-- begin --

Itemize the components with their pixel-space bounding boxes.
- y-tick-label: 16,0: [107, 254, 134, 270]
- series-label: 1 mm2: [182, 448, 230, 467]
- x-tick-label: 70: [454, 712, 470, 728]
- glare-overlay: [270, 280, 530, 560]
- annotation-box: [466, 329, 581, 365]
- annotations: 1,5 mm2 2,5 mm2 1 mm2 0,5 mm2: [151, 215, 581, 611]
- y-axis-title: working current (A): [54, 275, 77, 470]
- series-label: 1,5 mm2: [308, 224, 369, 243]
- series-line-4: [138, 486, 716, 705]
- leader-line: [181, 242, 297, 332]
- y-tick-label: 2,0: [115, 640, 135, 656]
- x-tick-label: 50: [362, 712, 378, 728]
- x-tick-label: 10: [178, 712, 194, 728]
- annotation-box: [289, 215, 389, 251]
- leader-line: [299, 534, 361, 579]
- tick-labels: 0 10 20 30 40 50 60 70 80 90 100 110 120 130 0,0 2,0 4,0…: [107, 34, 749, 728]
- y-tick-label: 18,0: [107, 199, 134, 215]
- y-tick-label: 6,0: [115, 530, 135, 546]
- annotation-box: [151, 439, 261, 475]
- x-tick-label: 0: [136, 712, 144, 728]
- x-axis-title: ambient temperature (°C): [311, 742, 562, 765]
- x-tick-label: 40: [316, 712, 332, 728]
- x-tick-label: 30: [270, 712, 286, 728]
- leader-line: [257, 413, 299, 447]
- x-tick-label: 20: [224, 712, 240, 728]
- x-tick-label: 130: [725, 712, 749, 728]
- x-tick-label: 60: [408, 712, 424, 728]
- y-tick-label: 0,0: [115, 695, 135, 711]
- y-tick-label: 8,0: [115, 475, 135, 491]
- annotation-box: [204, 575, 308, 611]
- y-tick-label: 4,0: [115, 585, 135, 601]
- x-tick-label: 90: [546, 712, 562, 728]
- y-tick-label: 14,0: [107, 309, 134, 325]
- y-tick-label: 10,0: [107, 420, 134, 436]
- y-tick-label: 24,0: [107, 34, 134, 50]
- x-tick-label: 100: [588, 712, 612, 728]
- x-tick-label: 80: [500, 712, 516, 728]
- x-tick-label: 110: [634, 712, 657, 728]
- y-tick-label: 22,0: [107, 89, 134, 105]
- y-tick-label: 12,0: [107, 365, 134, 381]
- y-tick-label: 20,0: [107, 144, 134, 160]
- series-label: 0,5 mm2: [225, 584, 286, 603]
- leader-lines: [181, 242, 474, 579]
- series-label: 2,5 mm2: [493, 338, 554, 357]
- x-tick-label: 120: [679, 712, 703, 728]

-- end --

• YOUR TASK: Repeat every line of the records above word for word, without changing anything.

• RESPONSE TO THE TASK:
Itemize the components with their pixel-space bounding boxes.
- y-tick-label: 16,0: [107, 254, 134, 270]
- series-label: 1 mm2: [182, 448, 230, 467]
- x-tick-label: 70: [454, 712, 470, 728]
- glare-overlay: [270, 280, 530, 560]
- annotation-box: [466, 329, 581, 365]
- annotations: 1,5 mm2 2,5 mm2 1 mm2 0,5 mm2: [151, 215, 581, 611]
- y-axis-title: working current (A): [54, 275, 77, 470]
- series-label: 1,5 mm2: [308, 224, 369, 243]
- series-line-4: [138, 486, 716, 705]
- leader-line: [181, 242, 297, 332]
- y-tick-label: 2,0: [115, 640, 135, 656]
- x-tick-label: 50: [362, 712, 378, 728]
- x-tick-label: 10: [178, 712, 194, 728]
- annotation-box: [289, 215, 389, 251]
- leader-line: [299, 534, 361, 579]
- tick-labels: 0 10 20 30 40 50 60 70 80 90 100 110 120 130 0,0 2,0 4,0…: [107, 34, 749, 728]
- y-tick-label: 18,0: [107, 199, 134, 215]
- y-tick-label: 6,0: [115, 530, 135, 546]
- annotation-box: [151, 439, 261, 475]
- x-tick-label: 0: [136, 712, 144, 728]
- x-axis-title: ambient temperature (°C): [311, 742, 562, 765]
- x-tick-label: 40: [316, 712, 332, 728]
- x-tick-label: 30: [270, 712, 286, 728]
- leader-line: [257, 413, 299, 447]
- x-tick-label: 20: [224, 712, 240, 728]
- x-tick-label: 130: [725, 712, 749, 728]
- x-tick-label: 60: [408, 712, 424, 728]
- y-tick-label: 0,0: [115, 695, 135, 711]
- y-tick-label: 8,0: [115, 475, 135, 491]
- annotation-box: [204, 575, 308, 611]
- y-tick-label: 4,0: [115, 585, 135, 601]
- x-tick-label: 90: [546, 712, 562, 728]
- y-tick-label: 14,0: [107, 309, 134, 325]
- y-tick-label: 10,0: [107, 420, 134, 436]
- y-tick-label: 24,0: [107, 34, 134, 50]
- x-tick-label: 100: [588, 712, 612, 728]
- x-tick-label: 80: [500, 712, 516, 728]
- x-tick-label: 110: [634, 712, 657, 728]
- y-tick-label: 22,0: [107, 89, 134, 105]
- y-tick-label: 12,0: [107, 365, 134, 381]
- y-tick-label: 20,0: [107, 144, 134, 160]
- series-label: 0,5 mm2: [225, 584, 286, 603]
- leader-lines: [181, 242, 474, 579]
- series-label: 2,5 mm2: [493, 338, 554, 357]
- x-tick-label: 120: [679, 712, 703, 728]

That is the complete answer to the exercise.